Fragmento proporcionado
§ §

Una de las particularidades de nuestro proyecto es que como parte del equipo tenemos una especialista en diseño de experiencia usuario (digo particularidad pero me parece que esto es cada vez más común). A su vez esa especialista es en simultáneo parte de otro equipo que trabaja en forma transversal en el diseño de la experiencia de varios productos de la organización. Es así que las funcionalidades (que usualmente llamamos user stories) se piensan desde un momento muy temprano teniendo presente la experiencia que se quiere ofrecer al usuario. De esta forma, cuando hablamos sobre una funcionalidad en una reunión de planificación generalmente ya contamos con un diseño de pantalla (o tal vez varias) que acompañan la conversación.

De la conversación sobre la user story buscamos esclarecer los siguientes puntos para poder agregarla al backlog de la iteración:

  • El escenario principal de uso y alguno de los escenarios alternativos más importantes. De ser posible, y si la complejidad lo amerita, ahi mismo expresamos estos escenarios en sintaxis Gherkin.
  • Las tareas necesarias para completar la story como ser: codear la pantalla, codear un nuevo servicio, codear componente para conectar con otro sistema, generar los datos de prueba, automatizar la prueba end-2-end, etc, etc
  • La dependencias de otras aplicaciones/apis y estados de las mismas (esa API que debemos consumir ¿ya está disponible en producción? ¿la está consumiendo algún otro equipo?)
  • La necesidad (o no) de hacer que la funcionalidad sea “apagable” o “segmentable”. Hay funcionalidades que son simples y de baja criticidad que apenas las terminamos pueden ser liberadas al público en general, pero hay otras que, ya sea por su complejidad o criticidad, se prefiere liberarlas gradualmente a distintos grupos de usuarios. En términos técnicos pretendemos identificar si la funcionalidad debe ser “toogleable”.

A medida que vamos viendo cada una estas cuestiones vamos tomando conciencia del tamaño y la complejidad de la funcionalidad y puede que en base a ello decidamos partir la funcionalidad en varios cortes (lo que comúnmente se conoce como slicing).

§ §

Consigna 1
¿Concuerdan con el fragmento sobre user stories las afirmaciones (a), (b) y (c)? Responde sí o no a cada una y cita literalmente las palabras del fragmento que lo deciden: (a) la especialista en experiencia de usuario integra al mismo tiempo otro equipo; (b) todas las funcionalidades se liberan al público en general apenas se terminan; (c) los escenarios se expresan siempre en sintaxis Gherkin durante la reunión.
Consigna 2
Prolonga el fragmento sobre user stories a partir de su última oración.
Los registros provienen de otra fuente.

§ §

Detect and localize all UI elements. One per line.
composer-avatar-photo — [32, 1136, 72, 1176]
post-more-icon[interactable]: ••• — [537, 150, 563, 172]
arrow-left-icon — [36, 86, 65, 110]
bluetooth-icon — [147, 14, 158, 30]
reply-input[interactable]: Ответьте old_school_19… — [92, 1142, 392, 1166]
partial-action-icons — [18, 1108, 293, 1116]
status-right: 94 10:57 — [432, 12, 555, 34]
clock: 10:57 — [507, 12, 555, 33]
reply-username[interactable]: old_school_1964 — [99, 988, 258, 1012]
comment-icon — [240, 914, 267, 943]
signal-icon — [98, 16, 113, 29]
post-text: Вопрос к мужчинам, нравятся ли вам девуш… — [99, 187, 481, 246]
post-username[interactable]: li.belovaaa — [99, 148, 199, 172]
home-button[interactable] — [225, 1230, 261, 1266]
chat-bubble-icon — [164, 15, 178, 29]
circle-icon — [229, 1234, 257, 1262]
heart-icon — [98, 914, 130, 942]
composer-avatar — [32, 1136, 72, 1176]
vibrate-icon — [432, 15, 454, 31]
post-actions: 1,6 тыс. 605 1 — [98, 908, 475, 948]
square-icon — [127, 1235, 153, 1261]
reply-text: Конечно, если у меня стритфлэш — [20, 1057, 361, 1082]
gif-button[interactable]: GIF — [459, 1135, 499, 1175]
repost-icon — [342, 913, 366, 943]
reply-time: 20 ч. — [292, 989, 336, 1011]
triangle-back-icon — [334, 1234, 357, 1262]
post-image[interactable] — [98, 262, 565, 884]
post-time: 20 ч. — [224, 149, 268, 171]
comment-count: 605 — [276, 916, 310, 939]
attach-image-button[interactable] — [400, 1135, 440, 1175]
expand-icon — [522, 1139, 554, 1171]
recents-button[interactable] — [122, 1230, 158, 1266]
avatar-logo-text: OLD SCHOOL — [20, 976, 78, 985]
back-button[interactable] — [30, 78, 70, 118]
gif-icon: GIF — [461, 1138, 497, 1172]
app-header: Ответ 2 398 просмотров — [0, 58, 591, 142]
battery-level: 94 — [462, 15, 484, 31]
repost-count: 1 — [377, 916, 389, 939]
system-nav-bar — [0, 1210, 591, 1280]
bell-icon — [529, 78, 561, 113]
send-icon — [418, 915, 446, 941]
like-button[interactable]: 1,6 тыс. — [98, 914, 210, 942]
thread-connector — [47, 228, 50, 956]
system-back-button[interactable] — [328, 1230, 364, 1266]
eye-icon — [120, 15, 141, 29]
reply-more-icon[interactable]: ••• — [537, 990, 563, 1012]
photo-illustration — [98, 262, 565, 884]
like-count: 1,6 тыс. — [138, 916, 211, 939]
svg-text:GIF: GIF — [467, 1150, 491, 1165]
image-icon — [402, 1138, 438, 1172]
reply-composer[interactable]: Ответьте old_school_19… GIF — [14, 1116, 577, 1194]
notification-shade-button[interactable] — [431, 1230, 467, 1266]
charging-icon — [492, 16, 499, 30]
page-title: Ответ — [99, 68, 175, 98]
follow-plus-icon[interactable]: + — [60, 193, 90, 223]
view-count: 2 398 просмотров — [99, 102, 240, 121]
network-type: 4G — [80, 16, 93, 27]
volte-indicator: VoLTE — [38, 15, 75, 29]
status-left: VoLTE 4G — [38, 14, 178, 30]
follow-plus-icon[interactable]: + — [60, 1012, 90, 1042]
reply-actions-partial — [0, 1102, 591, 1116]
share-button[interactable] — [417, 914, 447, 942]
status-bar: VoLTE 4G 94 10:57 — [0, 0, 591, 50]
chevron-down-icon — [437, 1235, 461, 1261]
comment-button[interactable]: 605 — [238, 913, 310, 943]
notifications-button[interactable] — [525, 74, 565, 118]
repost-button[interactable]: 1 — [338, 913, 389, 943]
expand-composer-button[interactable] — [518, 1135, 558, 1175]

§ §

Respuesta 1
(a) Sí: «A su vez esa especialista es en simultáneo parte de otro equipo que trabaja en forma transversal en el diseño de la experiencia de varios productos de la organización».
(b) No: «hay otras que, ya sea por su complejidad o criticidad, se prefiere liberarlas gradualmente a distintos grupos de usuarios».
(c) No: «De ser posible, y si la complejidad lo amerita, ahi mismo expresamos estos escenarios en sintaxis Gherkin».

Respuesta 2
En algunos casos parte de estas cuestiones se hablan en una reunión de refinamiento que ocure previamente a la planning. A su vez dicha reunión nos permite identificar potenciales blockers para el desarrollo de alguna funcionalidad pedida. En algunos casos también ocurre que la funcionalidad pedida depende de funcionalidades provistas por alguna API desarrollada por otro equipo y que no se encuentra disponible aún o tal vez no provee todo lo que necesitamos. En estos casos en lugar agregar la funcionalidad en cuestión a nuestra iteración, agregamos una tarea de gestión para darle seguimiento a al desarrollo de esa API e incluso hacer algún prueba de concepto como para ir familiarizándonos.

Dos datos adicionales de contexto:

  • En las reuniones de refinamiento no participa necesariamente todo el equipo. Seguro están los especialistas de negocio, la especialista en UX, el facilitador y algunos devs. En general esta reunión dura 1 hora.
  • Las reuniones de planificación tiene 2 partes: una estratégica donde participa todo el equipo y una táctica donde solo participan los técnicos (devs & testers). Entre ambas se van entre 2 y 3 horas.

A partir de lo anterior resulta que para planificar una iteración de 2 semanas este el equipo requiere en total de unas 4 horas de trabajo conjunto.

Algunas de estas cuestiones puede que no coincidan exactamente con lo que recomiendan algunos libros y posiblemente a algunos lectores puede que le resulten impracticables en su propio contexto y lo entiendo. No es mi intención convencer a nadie de trabajar de esta de esta forma, simplemente pretendo compartir lo que a nosotros nos viene funcionando y nos permite entregar software todas las semanas.